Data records
☆ ☆ ☆ ☆

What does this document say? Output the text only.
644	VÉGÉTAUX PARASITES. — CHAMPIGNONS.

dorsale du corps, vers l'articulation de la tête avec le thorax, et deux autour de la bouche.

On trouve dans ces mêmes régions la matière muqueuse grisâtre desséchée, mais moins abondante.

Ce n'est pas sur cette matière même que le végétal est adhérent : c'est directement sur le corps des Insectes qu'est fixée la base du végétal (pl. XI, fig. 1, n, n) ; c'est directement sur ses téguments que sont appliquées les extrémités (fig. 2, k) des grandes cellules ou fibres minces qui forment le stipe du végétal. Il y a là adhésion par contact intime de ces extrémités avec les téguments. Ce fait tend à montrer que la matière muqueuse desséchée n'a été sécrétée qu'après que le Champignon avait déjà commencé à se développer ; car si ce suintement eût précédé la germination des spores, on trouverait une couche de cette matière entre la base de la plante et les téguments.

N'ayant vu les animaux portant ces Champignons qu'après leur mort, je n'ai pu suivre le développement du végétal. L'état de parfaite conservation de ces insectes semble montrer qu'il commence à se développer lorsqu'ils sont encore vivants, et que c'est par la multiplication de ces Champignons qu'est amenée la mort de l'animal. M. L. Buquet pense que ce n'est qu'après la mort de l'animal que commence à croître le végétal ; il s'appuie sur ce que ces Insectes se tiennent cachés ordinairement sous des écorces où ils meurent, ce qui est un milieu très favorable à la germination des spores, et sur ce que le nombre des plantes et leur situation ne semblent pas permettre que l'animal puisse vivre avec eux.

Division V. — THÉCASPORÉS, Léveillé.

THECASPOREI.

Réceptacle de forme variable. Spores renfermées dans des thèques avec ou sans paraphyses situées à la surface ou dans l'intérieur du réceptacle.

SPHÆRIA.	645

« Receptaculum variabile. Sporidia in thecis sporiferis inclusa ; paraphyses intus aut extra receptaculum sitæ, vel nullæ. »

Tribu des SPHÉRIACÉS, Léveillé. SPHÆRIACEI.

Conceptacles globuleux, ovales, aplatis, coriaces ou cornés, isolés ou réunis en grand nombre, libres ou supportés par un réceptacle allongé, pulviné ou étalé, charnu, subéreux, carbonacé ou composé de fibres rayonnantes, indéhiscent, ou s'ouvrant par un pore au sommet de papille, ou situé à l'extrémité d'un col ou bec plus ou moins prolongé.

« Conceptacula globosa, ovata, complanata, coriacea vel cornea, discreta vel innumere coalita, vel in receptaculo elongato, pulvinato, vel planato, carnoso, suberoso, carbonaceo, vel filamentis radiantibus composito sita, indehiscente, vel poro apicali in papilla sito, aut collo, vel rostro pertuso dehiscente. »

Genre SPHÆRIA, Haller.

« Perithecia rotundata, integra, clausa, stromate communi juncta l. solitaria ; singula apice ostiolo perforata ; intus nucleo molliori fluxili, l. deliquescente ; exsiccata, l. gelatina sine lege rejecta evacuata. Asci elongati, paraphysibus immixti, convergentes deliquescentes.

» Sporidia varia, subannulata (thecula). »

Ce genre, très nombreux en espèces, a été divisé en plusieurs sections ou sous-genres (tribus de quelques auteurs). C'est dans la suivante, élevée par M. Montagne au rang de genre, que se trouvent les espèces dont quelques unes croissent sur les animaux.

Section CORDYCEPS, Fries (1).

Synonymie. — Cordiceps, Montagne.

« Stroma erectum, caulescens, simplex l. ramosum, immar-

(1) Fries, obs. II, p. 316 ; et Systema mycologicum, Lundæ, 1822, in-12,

☆ ☆ ☆ ☆

## SET PROBLEM
Look through the listing and extract every line with "Léveillé" in it.

## ANSWER IN FULL
Division V. — THÉCASPORÉS, Léveillé.
Tribu des SPHÉRIACÉS, Léveillé. SPHÆRIACEI.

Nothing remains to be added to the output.